Your objective >> Search the data for the word "KMnO" and copy every line where it occurs.

[Part of a data file]

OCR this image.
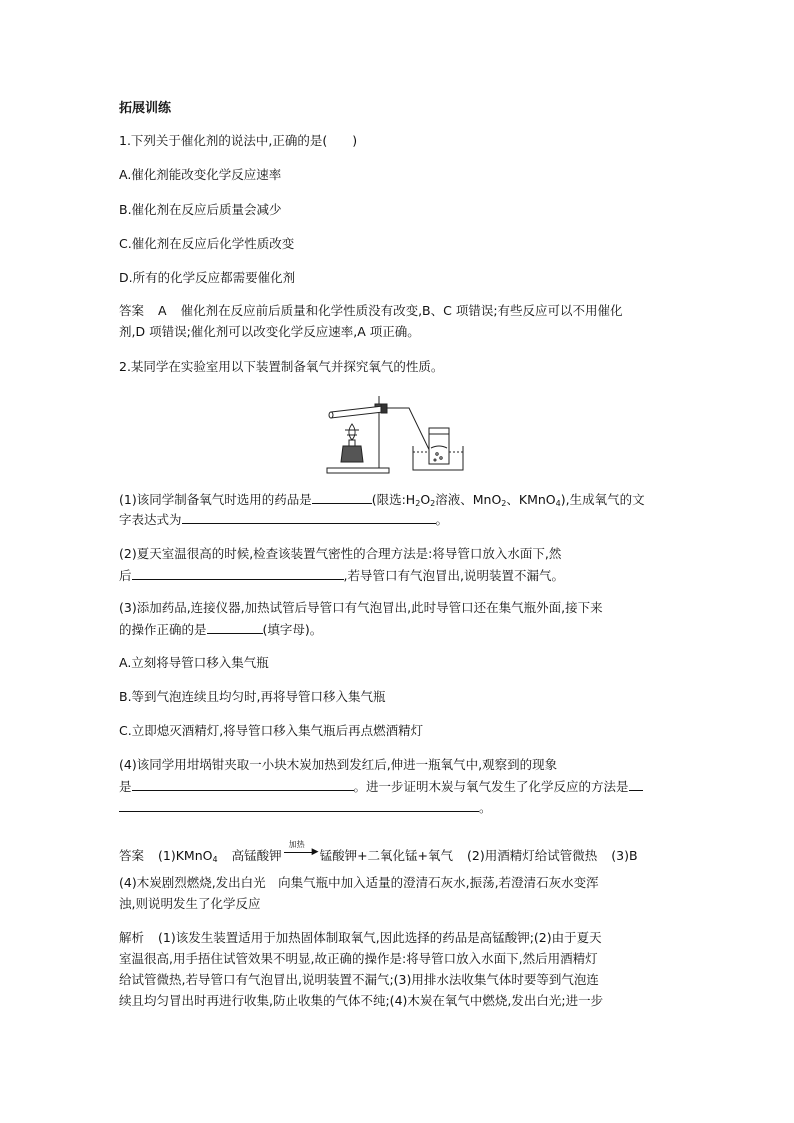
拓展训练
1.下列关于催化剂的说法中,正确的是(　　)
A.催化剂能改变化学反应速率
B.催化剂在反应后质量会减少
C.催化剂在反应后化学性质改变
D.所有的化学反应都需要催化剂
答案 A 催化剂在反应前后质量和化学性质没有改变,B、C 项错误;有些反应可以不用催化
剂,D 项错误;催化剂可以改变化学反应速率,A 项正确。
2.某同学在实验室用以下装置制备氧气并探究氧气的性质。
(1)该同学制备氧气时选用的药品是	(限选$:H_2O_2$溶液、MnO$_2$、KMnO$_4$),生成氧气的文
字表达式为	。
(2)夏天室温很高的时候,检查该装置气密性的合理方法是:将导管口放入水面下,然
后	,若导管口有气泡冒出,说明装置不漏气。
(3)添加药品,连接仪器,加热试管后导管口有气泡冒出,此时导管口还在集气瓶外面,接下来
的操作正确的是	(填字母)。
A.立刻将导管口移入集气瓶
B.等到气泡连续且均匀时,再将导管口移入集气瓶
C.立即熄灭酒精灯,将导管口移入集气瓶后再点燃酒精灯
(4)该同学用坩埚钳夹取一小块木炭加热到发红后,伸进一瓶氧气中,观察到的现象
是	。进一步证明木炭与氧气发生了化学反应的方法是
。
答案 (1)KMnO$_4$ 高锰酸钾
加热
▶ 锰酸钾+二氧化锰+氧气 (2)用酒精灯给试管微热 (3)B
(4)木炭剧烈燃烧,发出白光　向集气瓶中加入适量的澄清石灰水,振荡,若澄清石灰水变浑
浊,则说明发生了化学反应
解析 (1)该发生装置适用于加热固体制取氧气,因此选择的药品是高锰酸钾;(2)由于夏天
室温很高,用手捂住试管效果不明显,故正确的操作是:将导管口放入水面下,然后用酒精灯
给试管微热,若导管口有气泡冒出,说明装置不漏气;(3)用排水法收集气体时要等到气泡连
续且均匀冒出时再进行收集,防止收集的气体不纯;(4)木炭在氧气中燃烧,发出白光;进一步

Exercise answer >>
(1)该同学制备氧气时选用的药品是	(限选$:H_2O_2$溶液、MnO$_2$、KMnO$_4$),生成氧气的文
答案 (1)KMnO$_4$ 高锰酸钾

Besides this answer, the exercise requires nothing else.